Data records:
######
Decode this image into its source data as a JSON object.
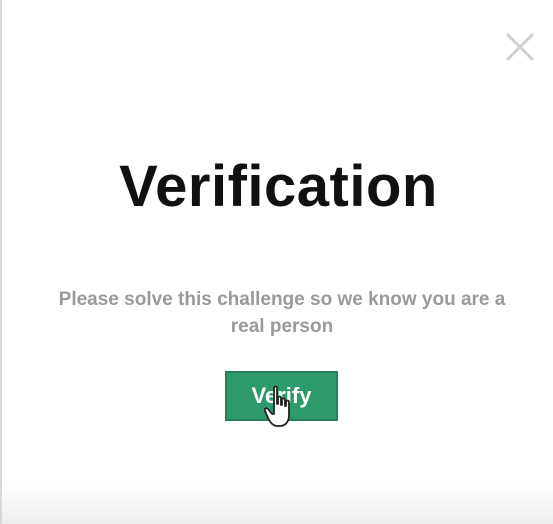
{
  "dialog": {
    "title": "Verification",
    "message": "Please solve this challenge so we know you are a real person",
    "verify_button_label": "Verify",
    "close_icon": "close-icon",
    "cursor_icon": "hand-pointer-icon"
  },
  "colors": {
    "accent": "#2e9a6b",
    "title_text": "#111111",
    "message_text": "#9a9a9a",
    "close_icon": "#cfcfcf"
  }
}
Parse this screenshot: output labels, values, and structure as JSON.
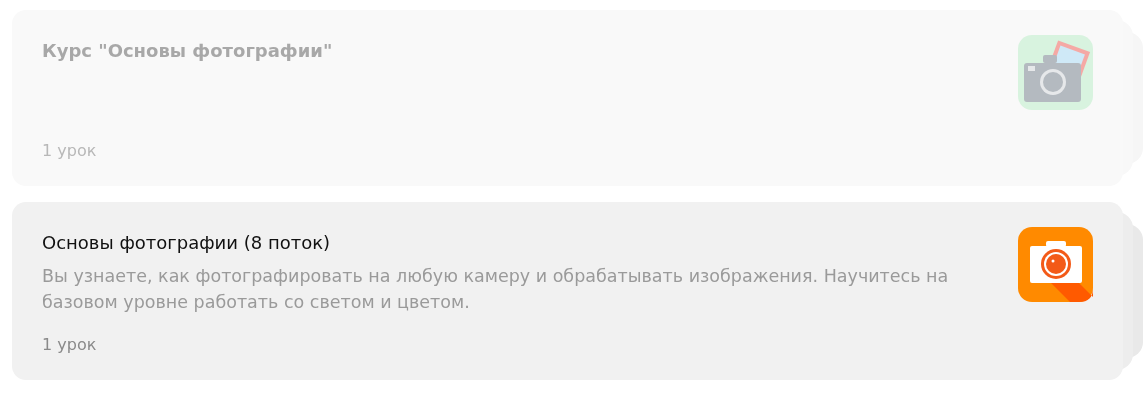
{
  "courses": [
    {
      "title": "Курс \"Основы фотографии\"",
      "lessons": "1 урок",
      "disabled": true,
      "icon": {
        "kind": "camera-photo"
      }
    },
    {
      "title": "Основы фотографии (8 поток)",
      "description": "Вы узнаете, как фотографировать на любую камеру и обрабатывать изображения. Научитесь на базовом уровне работать со светом и цветом.",
      "lessons": "1 урок",
      "disabled": false,
      "icon": {
        "kind": "camera-orange"
      }
    }
  ]
}
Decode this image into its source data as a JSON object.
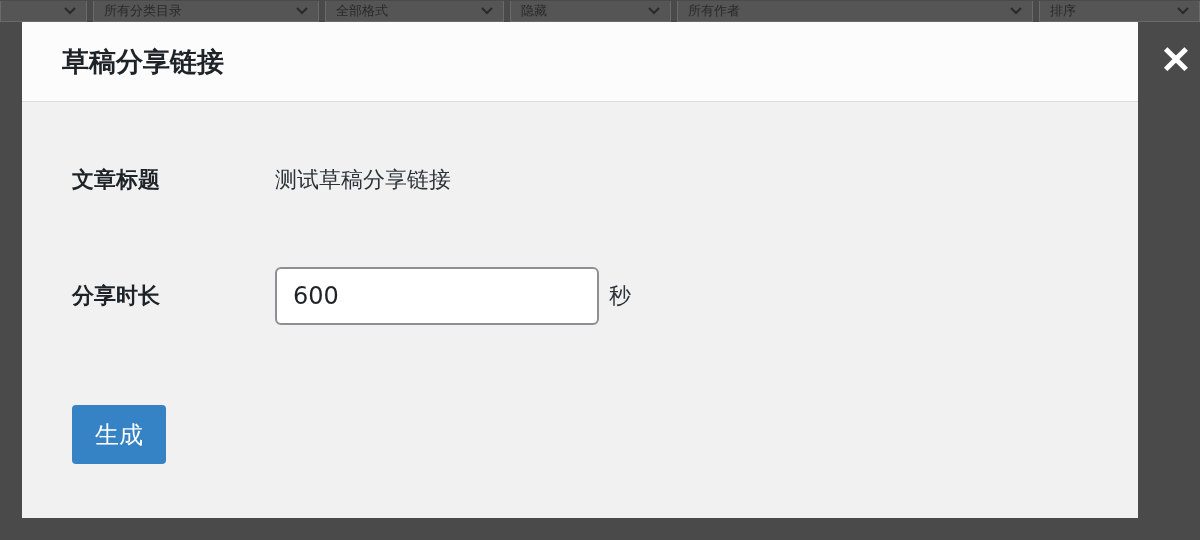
{
  "background_filters": [
    {
      "kind": "unlabeled"
    },
    {
      "kind": "labeled",
      "label": "所有分类目录"
    },
    {
      "kind": "labeled",
      "label": "全部格式"
    },
    {
      "kind": "labeled",
      "label": "隐藏"
    },
    {
      "kind": "labeled",
      "label": "所有作者"
    },
    {
      "kind": "labeled",
      "label": "排序"
    }
  ],
  "dialog": {
    "title": "草稿分享链接",
    "close": "✕",
    "fields": [
      {
        "kind": "text",
        "label": "文章标题",
        "value": "测试草稿分享链接"
      },
      {
        "kind": "input",
        "label": "分享时长",
        "value": "600",
        "unit": "秒"
      }
    ],
    "button": "生成"
  }
}
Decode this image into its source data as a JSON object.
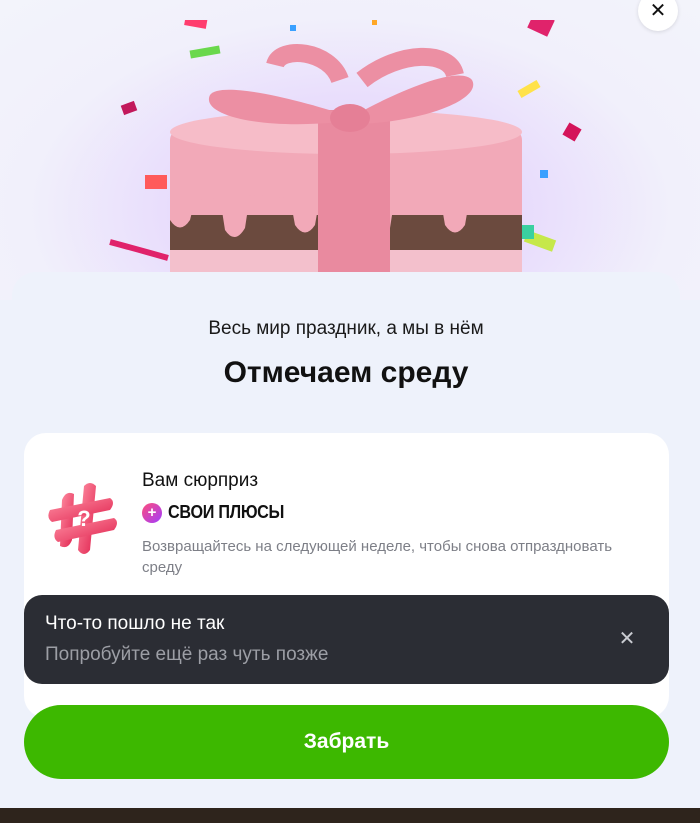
######
Problem description:
In the copy, include all records verbatim but no images.

The reply:
Decode this image into its source data as a JSON object.
{
  "dialog": {
    "title": "Verification",
    "message": "Please solve this challenge so we know you are a real person",
    "verify_button_label": "Verify",
    "close_icon": "close-icon",
    "cursor_icon": "hand-pointer-icon"
  },
  "colors": {
    "accent": "#2e9a6b",
    "title_text": "#111111",
    "message_text": "#9a9a9a",
    "close_icon": "#cfcfcf"
  }
}
Parse this screenshot: output labels, values, and structure as JSON.
{
  "courses": [
    {
      "title": "Курс \"Основы фотографии\"",
      "lessons": "1 урок",
      "disabled": true,
      "icon": {
        "kind": "camera-photo"
      }
    },
    {
      "title": "Основы фотографии (8 поток)",
      "description": "Вы узнаете, как фотографировать на любую камеру и обрабатывать изображения. Научитесь на базовом уровне работать со светом и цветом.",
      "lessons": "1 урок",
      "disabled": false,
      "icon": {
        "kind": "camera-orange"
      }
    }
  ]
}
Decode this image into its source data as a JSON object.
{
  "background_filters": [
    {
      "kind": "unlabeled"
    },
    {
      "kind": "labeled",
      "label": "所有分类目录"
    },
    {
      "kind": "labeled",
      "label": "全部格式"
    },
    {
      "kind": "labeled",
      "label": "隐藏"
    },
    {
      "kind": "labeled",
      "label": "所有作者"
    },
    {
      "kind": "labeled",
      "label": "排序"
    }
  ],
  "dialog": {
    "title": "草稿分享链接",
    "close": "✕",
    "fields": [
      {
        "kind": "text",
        "label": "文章标题",
        "value": "测试草稿分享链接"
      },
      {
        "kind": "input",
        "label": "分享时长",
        "value": "600",
        "unit": "秒"
      }
    ],
    "button": "生成"
  }
}
Decode this image into its source data as a JSON object.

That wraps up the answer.